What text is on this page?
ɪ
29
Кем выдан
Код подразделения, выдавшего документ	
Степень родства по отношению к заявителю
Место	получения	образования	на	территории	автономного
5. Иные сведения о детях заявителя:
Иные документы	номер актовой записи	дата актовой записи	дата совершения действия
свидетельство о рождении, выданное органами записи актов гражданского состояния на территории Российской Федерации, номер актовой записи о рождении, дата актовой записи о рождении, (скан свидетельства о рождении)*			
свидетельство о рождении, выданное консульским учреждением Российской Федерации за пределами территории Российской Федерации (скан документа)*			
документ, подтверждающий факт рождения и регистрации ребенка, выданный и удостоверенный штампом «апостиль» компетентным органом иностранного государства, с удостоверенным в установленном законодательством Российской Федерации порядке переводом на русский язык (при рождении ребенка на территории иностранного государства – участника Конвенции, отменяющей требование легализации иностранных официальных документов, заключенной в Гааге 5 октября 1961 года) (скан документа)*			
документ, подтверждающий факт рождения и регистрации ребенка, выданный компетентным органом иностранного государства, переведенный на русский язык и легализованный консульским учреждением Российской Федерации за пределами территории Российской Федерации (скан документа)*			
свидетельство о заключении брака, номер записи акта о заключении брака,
========================================================================
▶ OBJECTIVE
Extract each entry in full, exactly as given.

▶ ANSWER IN FULL
What text is on this page?
ɪ
29
Кем выдан
Код подразделения, выдавшего документ	
Степень родства по отношению к заявителю
Место	получения	образования	на	территории	автономного
5. Иные сведения о детях заявителя:
Иные документы	номер актовой записи	дата актовой записи	дата совершения действия
свидетельство о рождении, выданное органами записи актов гражданского состояния на территории Российской Федерации, номер актовой записи о рождении, дата актовой записи о рождении, (скан свидетельства о рождении)*			
свидетельство о рождении, выданное консульским учреждением Российской Федерации за пределами территории Российской Федерации (скан документа)*			
документ, подтверждающий факт рождения и регистрации ребенка, выданный и удостоверенный штампом «апостиль» компетентным органом иностранного государства, с удостоверенным в установленном законодательством Российской Федерации порядке переводом на русский язык (при рождении ребенка на территории иностранного государства – участника Конвенции, отменяющей требование легализации иностранных официальных документов, заключенной в Гааге 5 октября 1961 года) (скан документа)*			
документ, подтверждающий факт рождения и регистрации ребенка, выданный компетентным органом иностранного государства, переведенный на русский язык и легализованный консульским учреждением Российской Федерации за пределами территории Российской Федерации (скан документа)*			
свидетельство о заключении брака, номер записи акта о заключении брака,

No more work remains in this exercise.